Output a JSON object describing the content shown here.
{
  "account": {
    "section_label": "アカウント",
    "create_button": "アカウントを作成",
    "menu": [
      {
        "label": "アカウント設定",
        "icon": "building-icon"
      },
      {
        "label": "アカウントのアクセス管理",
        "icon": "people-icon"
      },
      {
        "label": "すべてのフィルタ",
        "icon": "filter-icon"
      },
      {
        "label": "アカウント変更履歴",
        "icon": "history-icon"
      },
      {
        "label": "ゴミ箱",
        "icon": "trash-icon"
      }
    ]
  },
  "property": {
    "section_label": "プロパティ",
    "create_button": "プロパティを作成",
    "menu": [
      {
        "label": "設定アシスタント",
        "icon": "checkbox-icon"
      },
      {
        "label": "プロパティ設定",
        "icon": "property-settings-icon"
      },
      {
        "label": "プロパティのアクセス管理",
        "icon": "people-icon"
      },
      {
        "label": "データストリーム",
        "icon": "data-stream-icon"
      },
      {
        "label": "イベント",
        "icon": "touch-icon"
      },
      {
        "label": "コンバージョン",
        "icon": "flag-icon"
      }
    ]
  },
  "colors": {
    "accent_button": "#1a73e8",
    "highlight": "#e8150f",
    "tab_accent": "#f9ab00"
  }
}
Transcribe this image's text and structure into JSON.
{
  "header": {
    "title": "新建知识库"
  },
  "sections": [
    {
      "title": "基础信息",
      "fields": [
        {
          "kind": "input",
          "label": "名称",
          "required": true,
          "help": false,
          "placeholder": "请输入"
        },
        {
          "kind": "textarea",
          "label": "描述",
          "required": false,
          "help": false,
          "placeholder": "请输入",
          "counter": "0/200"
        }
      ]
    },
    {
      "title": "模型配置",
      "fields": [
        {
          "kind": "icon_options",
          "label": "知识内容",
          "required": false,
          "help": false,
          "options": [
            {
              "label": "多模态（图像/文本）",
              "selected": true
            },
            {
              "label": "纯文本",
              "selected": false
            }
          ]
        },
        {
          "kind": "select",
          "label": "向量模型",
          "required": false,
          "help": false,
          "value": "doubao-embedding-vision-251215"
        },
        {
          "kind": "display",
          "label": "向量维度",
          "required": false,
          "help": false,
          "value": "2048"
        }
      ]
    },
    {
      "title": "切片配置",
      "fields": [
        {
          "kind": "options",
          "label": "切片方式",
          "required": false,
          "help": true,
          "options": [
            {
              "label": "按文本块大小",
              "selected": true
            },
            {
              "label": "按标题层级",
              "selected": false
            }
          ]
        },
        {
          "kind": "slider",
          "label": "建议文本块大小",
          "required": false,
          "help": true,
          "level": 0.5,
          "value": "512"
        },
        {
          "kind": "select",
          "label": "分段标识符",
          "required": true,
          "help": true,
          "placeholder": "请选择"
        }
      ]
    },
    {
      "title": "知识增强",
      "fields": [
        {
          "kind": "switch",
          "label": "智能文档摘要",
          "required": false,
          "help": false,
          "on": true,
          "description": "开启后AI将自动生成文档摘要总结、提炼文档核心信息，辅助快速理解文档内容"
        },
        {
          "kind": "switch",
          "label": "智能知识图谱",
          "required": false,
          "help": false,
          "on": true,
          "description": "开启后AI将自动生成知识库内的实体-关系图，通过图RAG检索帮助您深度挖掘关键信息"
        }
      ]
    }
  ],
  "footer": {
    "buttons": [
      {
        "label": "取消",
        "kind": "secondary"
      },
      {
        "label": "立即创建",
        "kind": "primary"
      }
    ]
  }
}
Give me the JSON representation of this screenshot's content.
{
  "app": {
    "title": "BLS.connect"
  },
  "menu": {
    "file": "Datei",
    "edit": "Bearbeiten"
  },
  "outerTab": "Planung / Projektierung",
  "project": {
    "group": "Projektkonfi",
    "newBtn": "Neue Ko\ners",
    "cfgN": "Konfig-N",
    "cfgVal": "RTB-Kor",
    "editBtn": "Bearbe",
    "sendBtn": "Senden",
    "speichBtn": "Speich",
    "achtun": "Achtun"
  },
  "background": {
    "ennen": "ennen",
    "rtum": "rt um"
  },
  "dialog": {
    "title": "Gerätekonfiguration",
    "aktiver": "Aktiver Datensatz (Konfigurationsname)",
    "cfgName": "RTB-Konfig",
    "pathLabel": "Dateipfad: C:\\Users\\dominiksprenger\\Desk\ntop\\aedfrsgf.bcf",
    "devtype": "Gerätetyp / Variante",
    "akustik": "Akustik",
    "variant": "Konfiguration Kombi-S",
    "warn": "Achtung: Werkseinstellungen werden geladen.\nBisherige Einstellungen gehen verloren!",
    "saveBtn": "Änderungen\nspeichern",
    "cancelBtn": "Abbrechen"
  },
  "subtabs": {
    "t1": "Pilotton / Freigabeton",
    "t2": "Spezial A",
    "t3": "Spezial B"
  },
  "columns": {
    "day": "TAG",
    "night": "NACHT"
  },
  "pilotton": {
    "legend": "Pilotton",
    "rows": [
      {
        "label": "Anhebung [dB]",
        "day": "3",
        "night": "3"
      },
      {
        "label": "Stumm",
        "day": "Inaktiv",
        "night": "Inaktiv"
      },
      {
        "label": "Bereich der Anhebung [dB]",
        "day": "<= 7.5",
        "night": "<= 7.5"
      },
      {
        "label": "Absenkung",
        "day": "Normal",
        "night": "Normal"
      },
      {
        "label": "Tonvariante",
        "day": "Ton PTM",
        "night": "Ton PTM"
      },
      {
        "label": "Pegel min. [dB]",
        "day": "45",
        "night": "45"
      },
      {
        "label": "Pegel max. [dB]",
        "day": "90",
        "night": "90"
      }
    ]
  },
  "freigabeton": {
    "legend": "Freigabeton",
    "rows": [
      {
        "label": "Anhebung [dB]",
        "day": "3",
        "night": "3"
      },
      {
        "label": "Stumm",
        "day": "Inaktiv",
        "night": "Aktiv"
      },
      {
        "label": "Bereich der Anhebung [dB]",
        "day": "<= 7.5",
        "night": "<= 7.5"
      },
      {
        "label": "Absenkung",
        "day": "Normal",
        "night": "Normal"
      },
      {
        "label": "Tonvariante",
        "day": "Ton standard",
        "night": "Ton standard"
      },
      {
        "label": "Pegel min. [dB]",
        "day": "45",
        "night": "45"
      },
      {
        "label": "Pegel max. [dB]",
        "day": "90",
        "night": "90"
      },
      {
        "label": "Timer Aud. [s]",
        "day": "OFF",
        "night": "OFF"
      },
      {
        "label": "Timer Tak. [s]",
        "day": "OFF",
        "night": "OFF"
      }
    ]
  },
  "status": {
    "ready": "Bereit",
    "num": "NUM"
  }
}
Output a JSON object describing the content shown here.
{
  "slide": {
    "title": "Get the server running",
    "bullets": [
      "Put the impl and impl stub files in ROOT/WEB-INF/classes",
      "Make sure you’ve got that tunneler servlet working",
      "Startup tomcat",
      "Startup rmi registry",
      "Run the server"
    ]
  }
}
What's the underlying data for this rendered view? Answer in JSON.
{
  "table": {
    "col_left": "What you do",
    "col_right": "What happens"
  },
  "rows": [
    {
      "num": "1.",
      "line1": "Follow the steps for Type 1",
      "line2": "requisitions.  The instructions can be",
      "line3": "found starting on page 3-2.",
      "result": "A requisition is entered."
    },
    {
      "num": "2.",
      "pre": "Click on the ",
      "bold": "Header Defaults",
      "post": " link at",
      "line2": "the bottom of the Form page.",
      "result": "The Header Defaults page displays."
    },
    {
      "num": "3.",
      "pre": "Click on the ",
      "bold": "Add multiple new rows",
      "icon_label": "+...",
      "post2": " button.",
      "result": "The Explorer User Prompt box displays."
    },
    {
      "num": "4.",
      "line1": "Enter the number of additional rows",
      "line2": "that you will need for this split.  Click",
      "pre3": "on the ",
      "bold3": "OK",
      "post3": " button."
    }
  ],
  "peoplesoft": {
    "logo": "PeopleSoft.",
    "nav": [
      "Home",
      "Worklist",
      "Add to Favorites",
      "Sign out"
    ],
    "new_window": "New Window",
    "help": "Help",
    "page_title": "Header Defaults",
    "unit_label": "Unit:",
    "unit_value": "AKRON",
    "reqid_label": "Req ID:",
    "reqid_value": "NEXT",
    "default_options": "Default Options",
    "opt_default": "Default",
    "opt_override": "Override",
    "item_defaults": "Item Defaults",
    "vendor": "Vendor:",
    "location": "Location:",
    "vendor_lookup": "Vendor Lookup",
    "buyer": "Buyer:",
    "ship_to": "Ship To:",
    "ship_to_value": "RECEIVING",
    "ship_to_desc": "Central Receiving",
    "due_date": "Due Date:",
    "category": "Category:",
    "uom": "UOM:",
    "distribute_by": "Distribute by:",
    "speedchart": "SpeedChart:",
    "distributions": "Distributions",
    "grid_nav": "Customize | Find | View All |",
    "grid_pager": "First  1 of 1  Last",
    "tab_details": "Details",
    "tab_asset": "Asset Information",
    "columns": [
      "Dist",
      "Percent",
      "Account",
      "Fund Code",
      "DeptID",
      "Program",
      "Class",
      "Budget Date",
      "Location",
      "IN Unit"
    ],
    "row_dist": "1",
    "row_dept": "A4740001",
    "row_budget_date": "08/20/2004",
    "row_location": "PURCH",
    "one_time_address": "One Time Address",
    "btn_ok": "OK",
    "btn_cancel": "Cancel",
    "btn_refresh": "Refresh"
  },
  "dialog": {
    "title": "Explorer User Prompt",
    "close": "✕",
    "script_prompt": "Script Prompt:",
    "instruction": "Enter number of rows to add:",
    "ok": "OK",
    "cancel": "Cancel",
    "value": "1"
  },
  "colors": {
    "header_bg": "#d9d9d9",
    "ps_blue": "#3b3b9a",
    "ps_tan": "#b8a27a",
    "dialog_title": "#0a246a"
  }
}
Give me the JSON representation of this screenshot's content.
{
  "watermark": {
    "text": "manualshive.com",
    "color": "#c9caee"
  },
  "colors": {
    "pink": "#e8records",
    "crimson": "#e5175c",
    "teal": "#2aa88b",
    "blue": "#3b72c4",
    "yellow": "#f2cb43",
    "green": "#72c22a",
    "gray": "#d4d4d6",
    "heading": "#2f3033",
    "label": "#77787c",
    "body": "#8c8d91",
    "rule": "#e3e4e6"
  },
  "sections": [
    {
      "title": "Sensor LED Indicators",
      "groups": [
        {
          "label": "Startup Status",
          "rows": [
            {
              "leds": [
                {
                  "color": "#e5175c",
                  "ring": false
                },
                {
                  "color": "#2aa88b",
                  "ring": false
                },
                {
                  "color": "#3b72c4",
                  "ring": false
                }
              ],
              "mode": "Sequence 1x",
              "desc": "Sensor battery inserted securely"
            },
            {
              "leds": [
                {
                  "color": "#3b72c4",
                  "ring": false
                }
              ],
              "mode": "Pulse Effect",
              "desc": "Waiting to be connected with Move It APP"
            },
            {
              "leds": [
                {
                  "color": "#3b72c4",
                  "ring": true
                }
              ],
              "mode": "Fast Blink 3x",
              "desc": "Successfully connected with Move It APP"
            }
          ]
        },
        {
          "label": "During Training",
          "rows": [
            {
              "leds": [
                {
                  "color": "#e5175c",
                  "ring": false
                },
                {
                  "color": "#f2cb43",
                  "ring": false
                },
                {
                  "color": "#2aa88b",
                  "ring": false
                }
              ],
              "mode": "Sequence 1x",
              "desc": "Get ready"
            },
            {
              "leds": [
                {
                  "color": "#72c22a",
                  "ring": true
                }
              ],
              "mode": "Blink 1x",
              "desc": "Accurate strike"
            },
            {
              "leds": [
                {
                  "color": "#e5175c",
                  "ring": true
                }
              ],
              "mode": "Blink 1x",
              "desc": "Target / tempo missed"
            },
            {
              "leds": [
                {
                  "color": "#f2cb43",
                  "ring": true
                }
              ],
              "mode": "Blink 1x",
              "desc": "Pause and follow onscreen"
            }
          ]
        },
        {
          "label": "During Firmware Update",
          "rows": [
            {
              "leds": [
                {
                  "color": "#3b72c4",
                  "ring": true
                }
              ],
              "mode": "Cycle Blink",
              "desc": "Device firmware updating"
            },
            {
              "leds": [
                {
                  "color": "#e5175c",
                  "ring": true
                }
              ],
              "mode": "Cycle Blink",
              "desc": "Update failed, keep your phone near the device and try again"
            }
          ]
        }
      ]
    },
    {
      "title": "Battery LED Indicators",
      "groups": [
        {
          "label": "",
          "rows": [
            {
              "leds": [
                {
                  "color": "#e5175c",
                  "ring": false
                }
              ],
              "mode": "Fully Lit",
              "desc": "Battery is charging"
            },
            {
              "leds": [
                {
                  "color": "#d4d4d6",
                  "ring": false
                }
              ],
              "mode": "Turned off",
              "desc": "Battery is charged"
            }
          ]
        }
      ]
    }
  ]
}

--- Objective ---
Pull every line containing "property" from the material above.

--- Task result ---
  "property": {
        "icon": "property-settings-icon"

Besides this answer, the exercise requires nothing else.